Scan the material below for the string "Project", and copy every line where it shows up.

Collected data entries

══════

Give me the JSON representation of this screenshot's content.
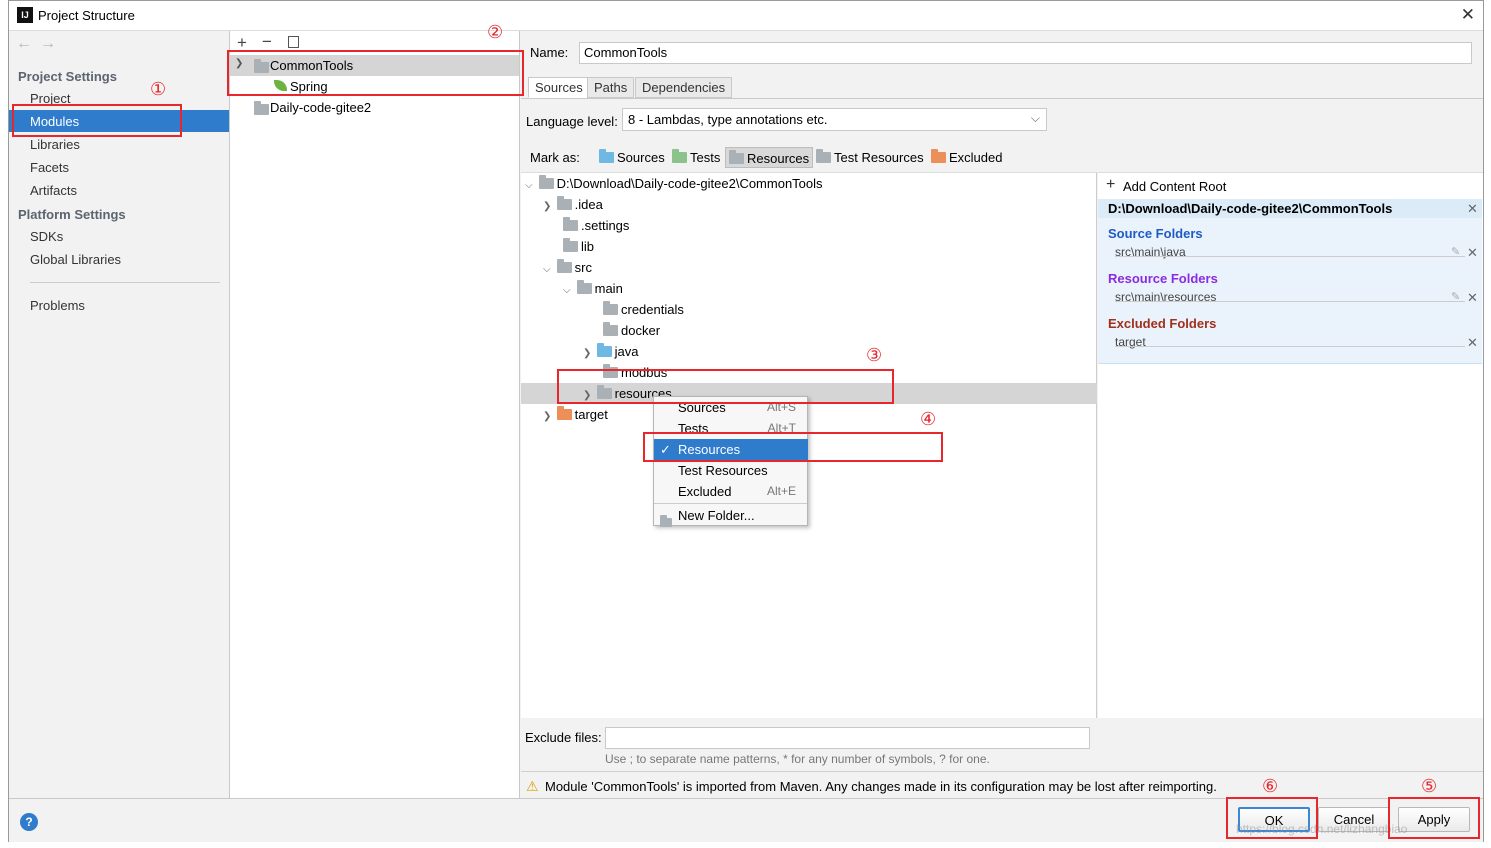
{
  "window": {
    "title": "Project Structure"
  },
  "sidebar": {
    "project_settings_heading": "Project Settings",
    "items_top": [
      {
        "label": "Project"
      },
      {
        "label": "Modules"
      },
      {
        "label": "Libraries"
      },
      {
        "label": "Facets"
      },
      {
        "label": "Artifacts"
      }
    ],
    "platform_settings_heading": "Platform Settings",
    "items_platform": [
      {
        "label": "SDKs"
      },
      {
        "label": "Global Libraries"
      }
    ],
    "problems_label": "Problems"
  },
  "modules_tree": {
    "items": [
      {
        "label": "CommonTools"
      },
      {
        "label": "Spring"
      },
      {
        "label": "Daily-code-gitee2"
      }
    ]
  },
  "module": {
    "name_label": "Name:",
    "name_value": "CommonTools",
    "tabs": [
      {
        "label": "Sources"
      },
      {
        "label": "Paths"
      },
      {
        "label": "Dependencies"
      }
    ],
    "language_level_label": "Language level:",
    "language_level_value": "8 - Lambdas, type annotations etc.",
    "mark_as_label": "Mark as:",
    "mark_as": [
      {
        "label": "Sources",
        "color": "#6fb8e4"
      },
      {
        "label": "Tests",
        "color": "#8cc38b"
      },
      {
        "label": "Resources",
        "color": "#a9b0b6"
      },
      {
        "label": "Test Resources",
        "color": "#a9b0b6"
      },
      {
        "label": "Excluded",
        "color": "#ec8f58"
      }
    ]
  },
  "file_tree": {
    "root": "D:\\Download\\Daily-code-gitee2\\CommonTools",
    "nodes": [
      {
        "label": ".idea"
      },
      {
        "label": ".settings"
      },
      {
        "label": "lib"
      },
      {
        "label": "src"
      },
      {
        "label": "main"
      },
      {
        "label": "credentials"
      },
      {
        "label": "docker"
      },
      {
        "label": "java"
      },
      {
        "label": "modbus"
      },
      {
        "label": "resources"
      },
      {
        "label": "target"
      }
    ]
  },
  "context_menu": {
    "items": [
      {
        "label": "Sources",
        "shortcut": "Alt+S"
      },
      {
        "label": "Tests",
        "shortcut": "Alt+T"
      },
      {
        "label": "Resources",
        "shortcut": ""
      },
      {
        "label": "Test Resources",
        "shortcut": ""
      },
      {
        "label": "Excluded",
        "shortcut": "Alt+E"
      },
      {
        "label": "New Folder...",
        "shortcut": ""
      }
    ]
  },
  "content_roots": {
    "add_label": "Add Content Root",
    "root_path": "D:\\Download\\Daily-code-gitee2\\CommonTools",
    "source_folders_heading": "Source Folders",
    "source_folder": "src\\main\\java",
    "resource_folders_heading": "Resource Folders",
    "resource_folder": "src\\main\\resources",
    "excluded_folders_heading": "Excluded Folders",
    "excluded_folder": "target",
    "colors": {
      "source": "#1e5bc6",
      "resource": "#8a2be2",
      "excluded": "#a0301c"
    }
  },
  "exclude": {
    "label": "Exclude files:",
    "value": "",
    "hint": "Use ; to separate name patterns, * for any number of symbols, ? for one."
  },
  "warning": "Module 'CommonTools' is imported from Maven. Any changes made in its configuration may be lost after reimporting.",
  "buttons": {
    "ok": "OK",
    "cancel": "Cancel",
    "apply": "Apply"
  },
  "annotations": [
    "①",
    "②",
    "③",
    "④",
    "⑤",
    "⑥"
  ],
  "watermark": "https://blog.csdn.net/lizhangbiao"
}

══════

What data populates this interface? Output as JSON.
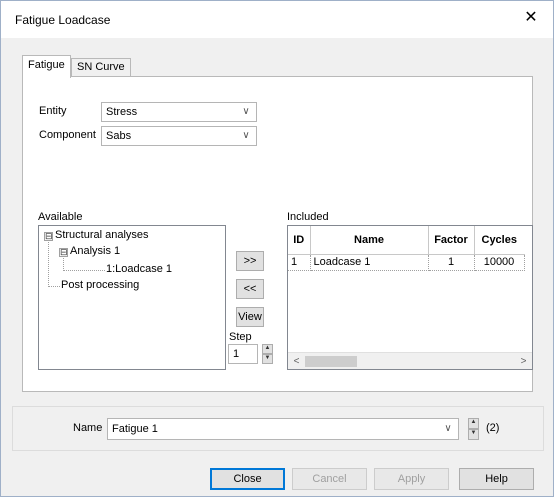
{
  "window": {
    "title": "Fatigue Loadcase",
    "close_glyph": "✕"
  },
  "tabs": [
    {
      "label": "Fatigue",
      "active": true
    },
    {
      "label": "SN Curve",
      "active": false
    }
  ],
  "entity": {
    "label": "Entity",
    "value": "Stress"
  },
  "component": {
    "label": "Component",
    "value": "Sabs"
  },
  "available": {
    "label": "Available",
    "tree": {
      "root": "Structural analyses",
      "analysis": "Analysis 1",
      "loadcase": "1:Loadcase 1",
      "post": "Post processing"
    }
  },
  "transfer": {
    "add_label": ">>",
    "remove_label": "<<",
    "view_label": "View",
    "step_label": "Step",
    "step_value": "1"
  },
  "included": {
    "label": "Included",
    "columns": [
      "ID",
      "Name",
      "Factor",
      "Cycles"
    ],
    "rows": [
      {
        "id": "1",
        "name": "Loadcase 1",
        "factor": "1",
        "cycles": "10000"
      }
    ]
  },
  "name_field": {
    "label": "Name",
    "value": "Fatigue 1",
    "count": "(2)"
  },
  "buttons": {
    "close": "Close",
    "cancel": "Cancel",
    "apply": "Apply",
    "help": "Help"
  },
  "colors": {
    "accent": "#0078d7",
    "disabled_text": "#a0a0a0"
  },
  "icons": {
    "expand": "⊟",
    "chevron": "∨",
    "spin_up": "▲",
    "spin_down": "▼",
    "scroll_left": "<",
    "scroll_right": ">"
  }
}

══════

Solution to this task →
    "title": "Project Structure"
    "project_settings_heading": "Project Settings",
        "label": "Project"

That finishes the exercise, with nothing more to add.